§ AIM OF THE TASK
What is needed here is an exact copy of every entry.

§ RECORDS FOR THIS EXERCISE

□ □ □ □ □ □ □

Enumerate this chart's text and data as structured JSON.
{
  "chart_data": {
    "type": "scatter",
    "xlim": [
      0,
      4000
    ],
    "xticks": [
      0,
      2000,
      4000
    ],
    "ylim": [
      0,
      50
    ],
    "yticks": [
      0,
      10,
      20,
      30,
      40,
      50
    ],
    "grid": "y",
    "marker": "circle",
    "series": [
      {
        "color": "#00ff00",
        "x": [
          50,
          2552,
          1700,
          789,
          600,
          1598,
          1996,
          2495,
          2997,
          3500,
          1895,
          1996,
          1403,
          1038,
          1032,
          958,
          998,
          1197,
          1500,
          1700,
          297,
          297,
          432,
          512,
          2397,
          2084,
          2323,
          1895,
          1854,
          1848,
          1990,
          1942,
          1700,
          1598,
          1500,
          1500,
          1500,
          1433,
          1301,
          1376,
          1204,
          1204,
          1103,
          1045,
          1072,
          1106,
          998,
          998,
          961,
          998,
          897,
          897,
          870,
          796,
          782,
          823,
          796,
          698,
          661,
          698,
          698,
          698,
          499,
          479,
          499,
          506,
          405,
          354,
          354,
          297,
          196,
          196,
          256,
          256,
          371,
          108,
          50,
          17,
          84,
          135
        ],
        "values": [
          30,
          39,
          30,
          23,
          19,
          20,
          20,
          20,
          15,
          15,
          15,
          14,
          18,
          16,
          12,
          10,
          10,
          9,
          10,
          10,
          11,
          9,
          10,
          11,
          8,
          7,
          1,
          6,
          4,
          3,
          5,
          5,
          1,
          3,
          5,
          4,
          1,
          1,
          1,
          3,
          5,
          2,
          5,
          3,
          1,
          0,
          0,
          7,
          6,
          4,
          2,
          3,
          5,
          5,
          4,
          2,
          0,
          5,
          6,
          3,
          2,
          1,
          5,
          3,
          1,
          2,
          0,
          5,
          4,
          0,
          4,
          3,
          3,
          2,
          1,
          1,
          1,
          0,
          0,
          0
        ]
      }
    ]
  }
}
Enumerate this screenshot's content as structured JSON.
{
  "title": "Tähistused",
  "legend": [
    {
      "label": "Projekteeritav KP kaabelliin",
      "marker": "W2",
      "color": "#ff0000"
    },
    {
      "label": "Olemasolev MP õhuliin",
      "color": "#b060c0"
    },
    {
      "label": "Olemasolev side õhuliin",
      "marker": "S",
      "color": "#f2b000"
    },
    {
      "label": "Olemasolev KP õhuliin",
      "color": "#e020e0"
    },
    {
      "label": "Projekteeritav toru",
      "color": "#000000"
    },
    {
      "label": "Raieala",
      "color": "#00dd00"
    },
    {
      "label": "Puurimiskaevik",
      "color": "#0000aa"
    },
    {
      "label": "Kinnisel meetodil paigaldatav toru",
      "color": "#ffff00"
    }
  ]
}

□ □ □ □ □ □ □

§ EXERCISE ANSWER
Enumerate this chart's text and data as structured JSON.
{
  "chart_data": {
    "type": "scatter",
    "xlim": [
      0,
      4000
    ],
    "xticks": [
      0,
      2000,
      4000
    ],
    "ylim": [
      0,
      50
    ],
    "yticks": [
      0,
      10,
      20,
      30,
      40,
      50
    ],
    "grid": "y",
    "marker": "circle",
    "series": [
      {
        "color": "#00ff00",
        "x": [
          50,
          2552,
          1700,
          789,
          600,
          1598,
          1996,
          2495,
          2997,
          3500,
          1895,
          1996,
          1403,
          1038,
          1032,
          958,
          998,
          1197,
          1500,
          1700,
          297,
          297,
          432,
          512,
          2397,
          2084,
          2323,
          1895,
          1854,
          1848,
          1990,
          1942,
          1700,
          1598,
          1500,
          1500,
          1500,
          1433,
          1301,
          1376,
          1204,
          1204,
          1103,
          1045,
          1072,
          1106,
          998,
          998,
          961,
          998,
          897,
          897,
          870,
          796,
          782,
          823,
          796,
          698,
          661,
          698,
          698,
          698,
          499,
          479,
          499,
          506,
          405,
          354,
          354,
          297,
          196,
          196,
          256,
          256,
          371,
          108,
          50,
          17,
          84,
          135
        ],
        "values": [
          30,
          39,
          30,
          23,
          19,
          20,
          20,
          20,
          15,
          15,
          15,
          14,
          18,
          16,
          12,
          10,
          10,
          9,
          10,
          10,
          11,
          9,
          10,
          11,
          8,
          7,
          1,
          6,
          4,
          3,
          5,
          5,
          1,
          3,
          5,
          4,
          1,
          1,
          1,
          3,
          5,
          2,
          5,
          3,
          1,
          0,
          0,
          7,
          6,
          4,
          2,
          3,
          5,
          5,
          4,
          2,
          0,
          5,
          6,
          3,
          2,
          1,
          5,
          3,
          1,
          2,
          0,
          5,
          4,
          0,
          4,
          3,
          3,
          2,
          1,
          1,
          1,
          0,
          0,
          0
        ]
      }
    ]
  }
}
Enumerate this screenshot's content as structured JSON.
{
  "title": "Tähistused",
  "legend": [
    {
      "label": "Projekteeritav KP kaabelliin",
      "marker": "W2",
      "color": "#ff0000"
    },
    {
      "label": "Olemasolev MP õhuliin",
      "color": "#b060c0"
    },
    {
      "label": "Olemasolev side õhuliin",
      "marker": "S",
      "color": "#f2b000"
    },
    {
      "label": "Olemasolev KP õhuliin",
      "color": "#e020e0"
    },
    {
      "label": "Projekteeritav toru",
      "color": "#000000"
    },
    {
      "label": "Raieala",
      "color": "#00dd00"
    },
    {
      "label": "Puurimiskaevik",
      "color": "#0000aa"
    },
    {
      "label": "Kinnisel meetodil paigaldatav toru",
      "color": "#ffff00"
    }
  ]
}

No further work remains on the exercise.